- Set problem
Scan the entries below. List each line with "document".
━━━━━ Raw records
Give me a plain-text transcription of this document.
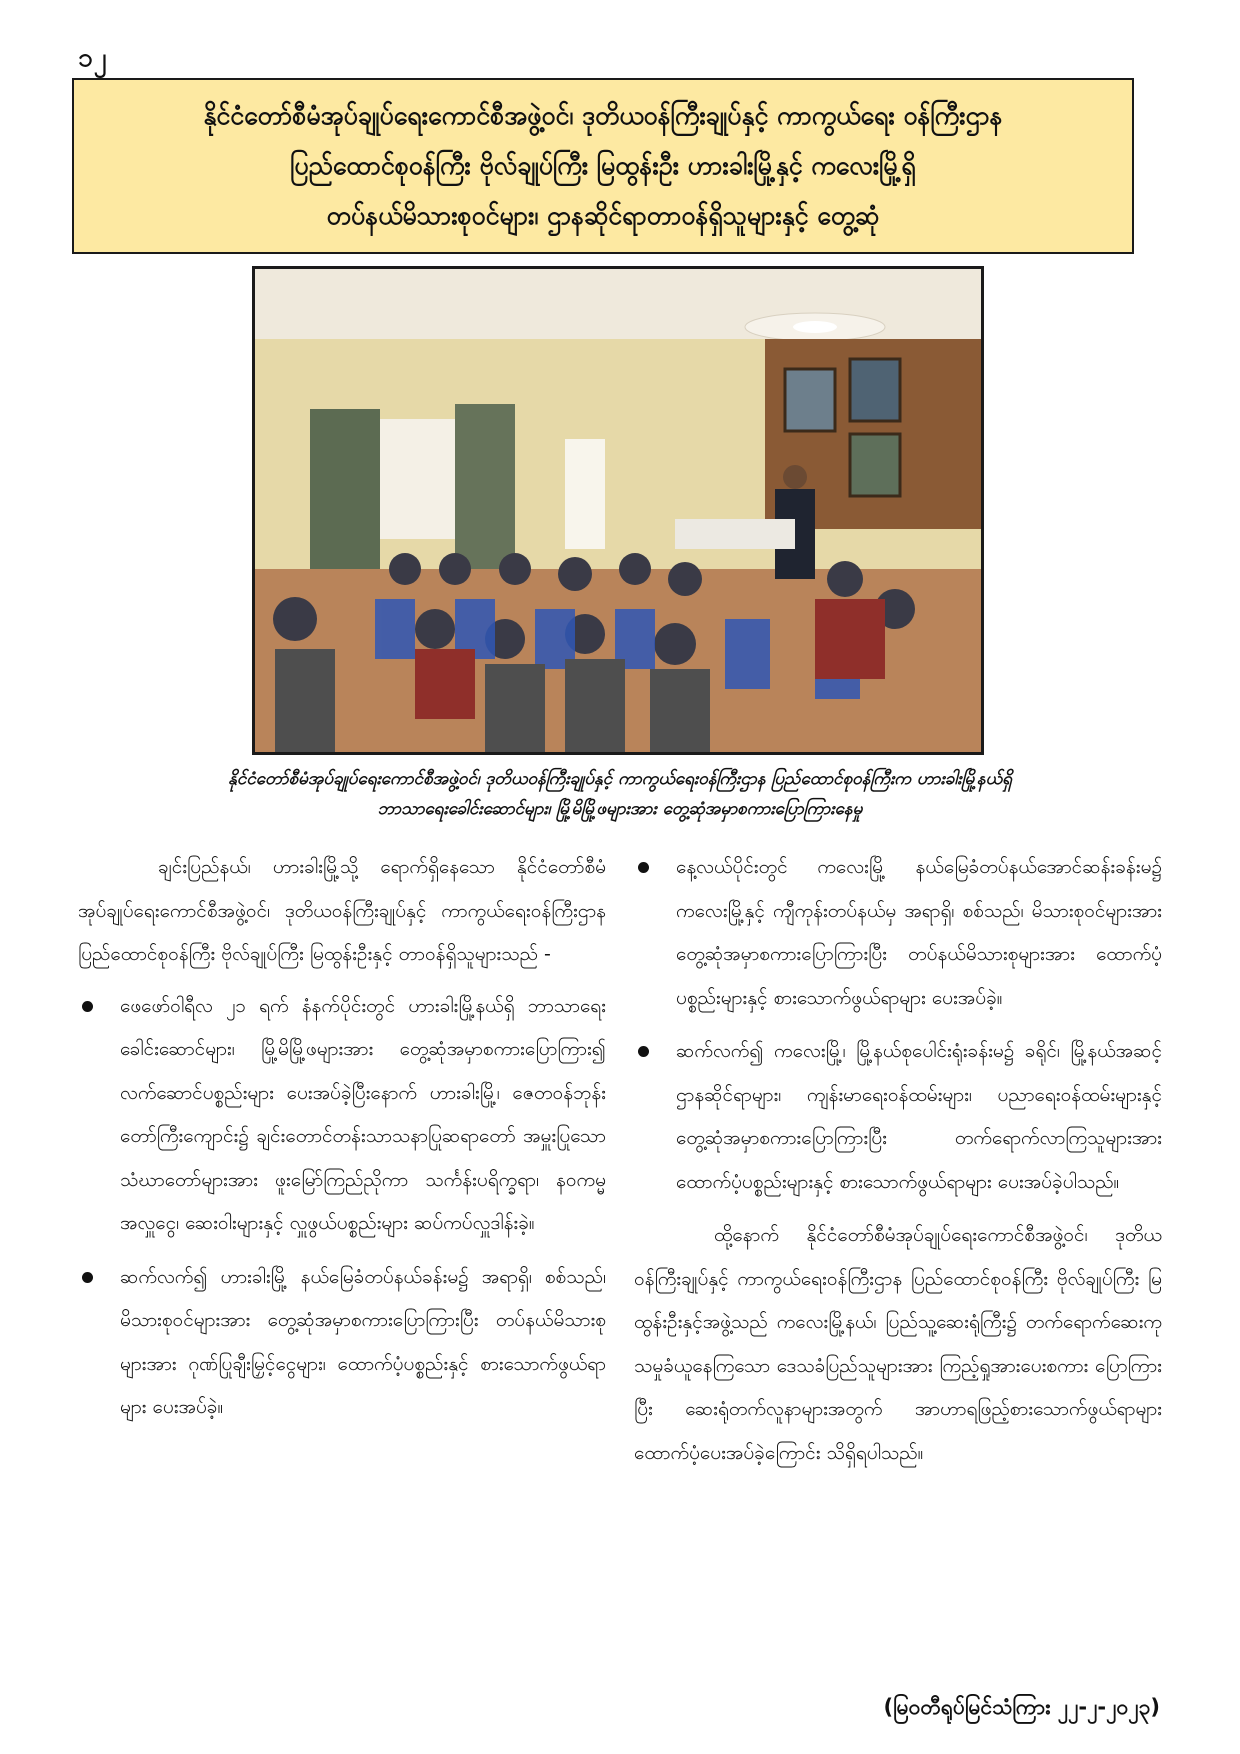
၁၂
နိုင်ငံတော်စီမံအုပ်ချုပ်ရေးကောင်စီအဖွဲ့ဝင်၊ ဒုတိယဝန်ကြီးချုပ်နှင့် ကာကွယ်ရေး ဝန်ကြီးဌာန
ပြည်ထောင်စုဝန်ကြီး ဗိုလ်ချုပ်ကြီး မြထွန်းဦး ဟားခါးမြို့နှင့် ကလေးမြို့ရှိ
တပ်နယ်မိသားစုဝင်များ၊ ဌာနဆိုင်ရာတာဝန်ရှိသူများနှင့် တွေ့ဆုံ
နိုင်ငံတော်စီမံအုပ်ချုပ်ရေးကောင်စီအဖွဲ့ဝင်၊ ဒုတိယဝန်ကြီးချုပ်နှင့် ကာကွယ်ရေးဝန်ကြီးဌာန ပြည်ထောင်စုဝန်ကြီးက ဟားခါးမြို့နယ်ရှိ
ဘာသာရေးခေါင်းဆောင်များ၊ မြို့မိမြို့ဖများအား တွေ့ဆုံအမှာစကားပြောကြားနေမှု

ချင်းပြည်နယ်၊ ဟားခါးမြို့သို့ ရောက်ရှိနေသော နိုင်ငံတော်စီမံအုပ်ချုပ်ရေးကောင်စီအဖွဲ့ဝင်၊ ဒုတိယဝန်ကြီးချုပ်နှင့် ကာကွယ်ရေးဝန်ကြီးဌာန ပြည်ထောင်စုဝန်ကြီး ဗိုလ်ချုပ်ကြီး မြထွန်းဦးနှင့် တာဝန်ရှိသူများသည် -

ဖေဖော်ဝါရီလ ၂၁ ရက် နံနက်ပိုင်းတွင် ဟားခါးမြို့နယ်ရှိ ဘာသာရေးခေါင်းဆောင်များ၊ မြို့မိမြို့ဖများအား တွေ့ဆုံအမှာစကားပြောကြား၍ လက်ဆောင်ပစ္စည်းများ ပေးအပ်ခဲ့ပြီးနောက် ဟားခါးမြို့၊ ဇေတဝန်ဘုန်းတော်ကြီးကျောင်း၌ ချင်းတောင်တန်းသာသနာပြုဆရာတော် အမှူးပြုသော သံဃာတော်များအား ဖူးမြော်ကြည်ညိုကာ သင်္ကန်းပရိက္ခရာ၊ နဝကမ္မအလှူငွေ၊ ဆေးဝါးများနှင့် လှူဖွယ်ပစ္စည်းများ ဆပ်ကပ်လှူဒါန်းခဲ့။
ဆက်လက်၍ ဟားခါးမြို့ နယ်မြေခံတပ်နယ်ခန်းမ၌ အရာရှိ၊ စစ်သည်၊ မိသားစုဝင်များအား တွေ့ဆုံအမှာစကားပြောကြားပြီး တပ်နယ်မိသားစုများအား ဂုဏ်ပြုချီးမြှင့်ငွေများ၊ ထောက်ပံ့ပစ္စည်းနှင့် စားသောက်ဖွယ်ရာများ ပေးအပ်ခဲ့။
နေ့လယ်ပိုင်းတွင် ကလေးမြို့ နယ်မြေခံတပ်နယ်အောင်ဆန်းခန်းမ၌ ကလေးမြို့နှင့် ကျီကုန်းတပ်နယ်မှ အရာရှိ၊ စစ်သည်၊ မိသားစုဝင်များအား တွေ့ဆုံအမှာစကားပြောကြားပြီး တပ်နယ်မိသားစုများအား ထောက်ပံ့ပစ္စည်းများနှင့် စားသောက်ဖွယ်ရာများ ပေးအပ်ခဲ့။
ဆက်လက်၍ ကလေးမြို့၊ မြို့နယ်စုပေါင်းရုံးခန်းမ၌ ခရိုင်၊ မြို့နယ်အဆင့် ဌာနဆိုင်ရာများ၊ ကျန်းမာရေးဝန်ထမ်းများ၊ ပညာရေးဝန်ထမ်းများနှင့် တွေ့ဆုံအမှာစကားပြောကြားပြီး တက်ရောက်လာကြသူများအား ထောက်ပံ့ပစ္စည်းများနှင့် စားသောက်ဖွယ်ရာများ ပေးအပ်ခဲ့ပါသည်။

ထို့နောက် နိုင်ငံတော်စီမံအုပ်ချုပ်ရေးကောင်စီအဖွဲ့ဝင်၊ ဒုတိယဝန်ကြီးချုပ်နှင့် ကာကွယ်ရေးဝန်ကြီးဌာန ပြည်ထောင်စုဝန်ကြီး ဗိုလ်ချုပ်ကြီး မြထွန်းဦးနှင့်အဖွဲ့သည် ကလေးမြို့နယ်၊ ပြည်သူ့ဆေးရုံကြီး၌ တက်ရောက်ဆေးကုသမှုခံယူနေကြသော ဒေသခံပြည်သူများအား ကြည့်ရှုအားပေးစကား ပြောကြားပြီး ဆေးရုံတက်လူနာများအတွက် အာဟာရဖြည့်စားသောက်ဖွယ်ရာများ ထောက်ပံ့ပေးအပ်ခဲ့ကြောင်း သိရှိရပါသည်။

(မြဝတီရုပ်မြင်သံကြား ၂၂-၂-၂၀၂၃)
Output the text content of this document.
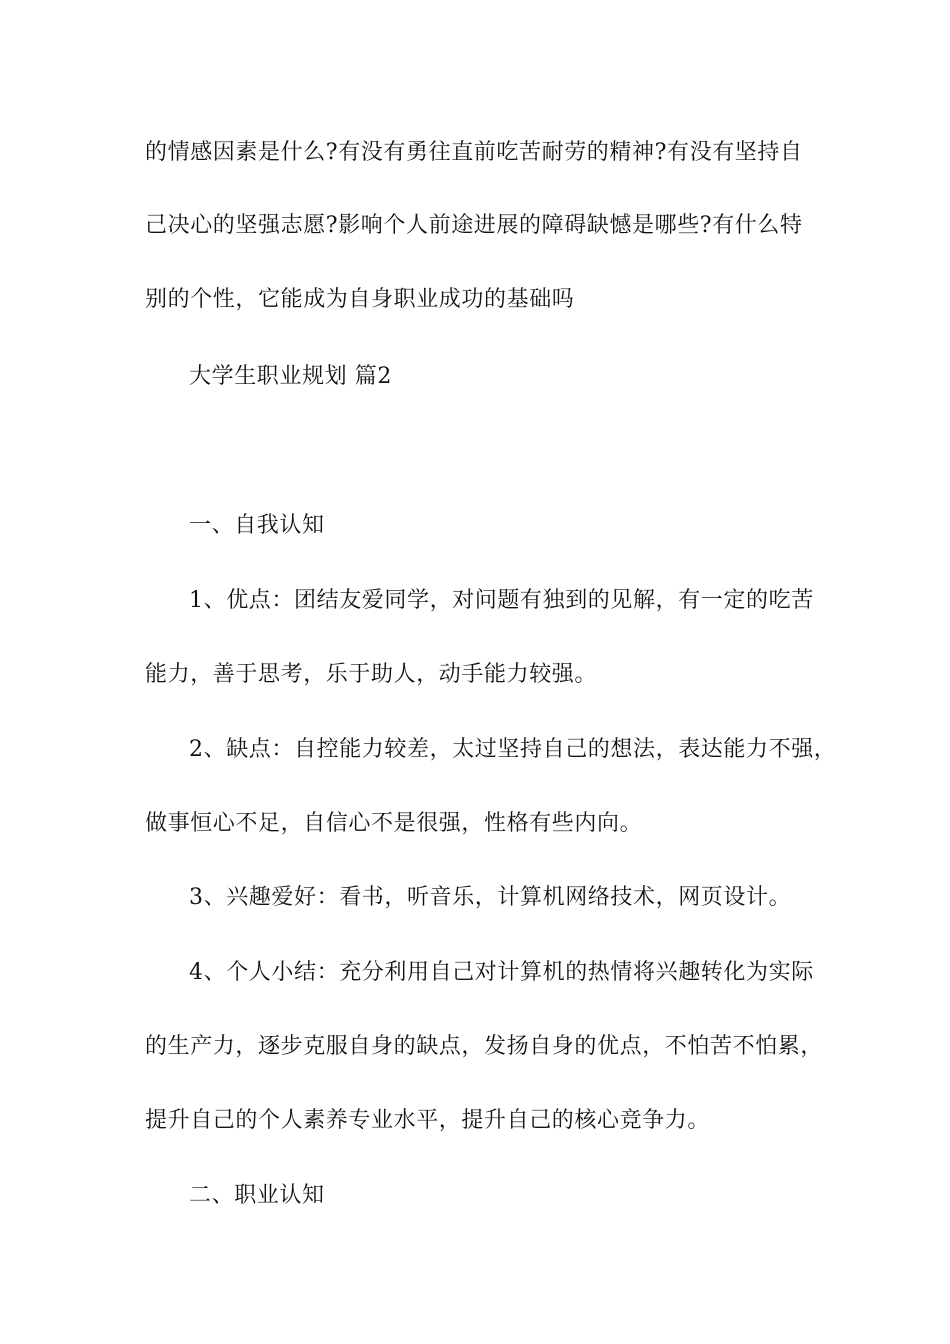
的情感因素是什么?有没有勇往直前吃苦耐劳的精神?有没有坚持自
己决心的坚强志愿?影响个人前途进展的障碍缺憾是哪些?有什么特
别的个性，它能成为自身职业成功的基础吗
大学生职业规划 篇2
一、自我认知
1、优点：团结友爱同学，对问题有独到的见解，有一定的吃苦
能力，善于思考，乐于助人，动手能力较强。
2、缺点：自控能力较差，太过坚持自己的想法，表达能力不强，
做事恒心不足，自信心不是很强，性格有些内向。
3、兴趣爱好：看书，听音乐，计算机网络技术，网页设计。
4、个人小结：充分利用自己对计算机的热情将兴趣转化为实际
的生产力，逐步克服自身的缺点，发扬自身的优点，不怕苦不怕累，
提升自己的个人素养专业水平，提升自己的核心竞争力。
二、职业认知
━━━━━━━━━━
- Finished answer
Give me a plain-text transcription of this document.
Output the text content of this document.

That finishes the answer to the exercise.